■ The input:
####

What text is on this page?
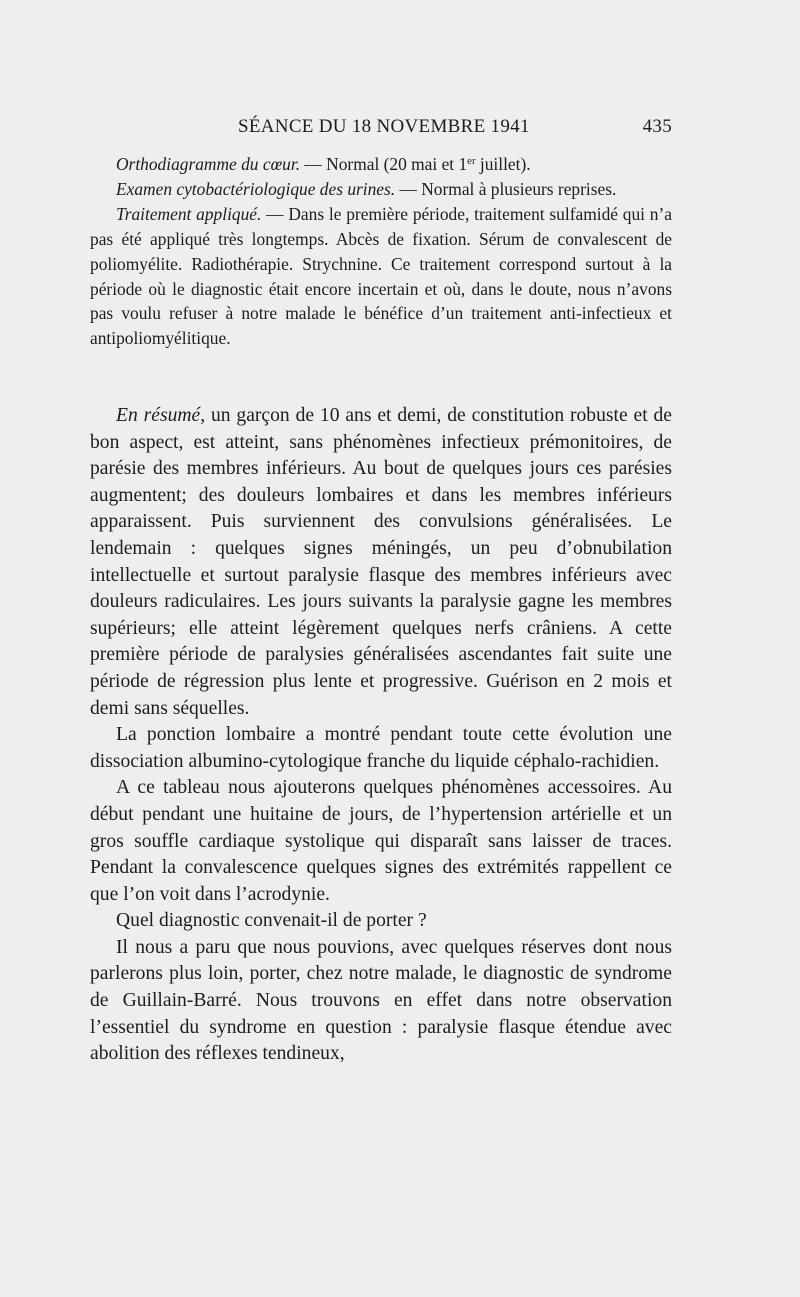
SÉANCE DU 18 NOVEMBRE 1941	435

Orthodiagramme du cœur. — Normal (20 mai et 1er juillet).

Examen cytobactériologique des urines. — Normal à plusieurs reprises.

Traitement appliqué. — Dans le première période, traitement sulfamidé qui n’a pas été appliqué très longtemps. Abcès de fixation. Sérum de convalescent de poliomyélite. Radiothérapie. Strychnine. Ce traitement correspond surtout à la période où le diagnostic était encore incertain et où, dans le doute, nous n’avons pas voulu refuser à notre malade le bénéfice d’un traitement anti-infectieux et antipoliomyélitique.

En résumé, un garçon de 10 ans et demi, de constitution robuste et de bon aspect, est atteint, sans phénomènes infectieux prémonitoires, de parésie des membres inférieurs. Au bout de quelques jours ces parésies augmentent; des douleurs lombaires et dans les membres inférieurs apparaissent. Puis surviennent des convulsions généralisées. Le lendemain : quelques signes méningés, un peu d’obnubilation intellectuelle et surtout paralysie flasque des membres inférieurs avec douleurs radiculaires. Les jours suivants la paralysie gagne les membres supérieurs; elle atteint légèrement quelques nerfs crâniens. A cette première période de paralysies généralisées ascendantes fait suite une période de régression plus lente et progressive. Guérison en 2 mois et demi sans séquelles.

La ponction lombaire a montré pendant toute cette évolution une dissociation albumino-cytologique franche du liquide céphalo-rachidien.

A ce tableau nous ajouterons quelques phénomènes accessoires. Au début pendant une huitaine de jours, de l’hypertension artérielle et un gros souffle cardiaque systolique qui disparaît sans laisser de traces. Pendant la convalescence quelques signes des extrémités rappellent ce que l’on voit dans l’acrodynie.

Quel diagnostic convenait-il de porter ?

Il nous a paru que nous pouvions, avec quelques réserves dont nous parlerons plus loin, porter, chez notre malade, le diagnostic de syndrome de Guillain-Barré. Nous trouvons en effet dans notre observation l’essentiel du syndrome en question : paralysie flasque étendue avec abolition des réflexes tendineux,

####

■ Aim: Show every line above in which the word "jours" occurs.

■ Output for this exercise:
En résumé, un garçon de 10 ans et demi, de constitution robuste et de bon aspect, est atteint, sans phénomènes infectieux prémonitoires, de parésie des membres inférieurs. Au bout de quelques jours ces parésies augmentent; des douleurs lombaires et dans les membres inférieurs apparaissent. Puis surviennent des convulsions généralisées. Le lendemain : quelques signes méningés, un peu d’obnubilation intellectuelle et surtout paralysie flasque des membres inférieurs avec douleurs radiculaires. Les jours suivants la paralysie gagne les membres supérieurs; elle atteint légèrement quelques nerfs crâniens. A cette première période de paralysies généralisées ascendantes fait suite une période de régression plus lente et progressive. Guérison en 2 mois et demi sans séquelles.
A ce tableau nous ajouterons quelques phénomènes accessoires. Au début pendant une huitaine de jours, de l’hypertension artérielle et un gros souffle cardiaque systolique qui disparaît sans laisser de traces. Pendant la convalescence quelques signes des extrémités rappellent ce que l’on voit dans l’acrodynie.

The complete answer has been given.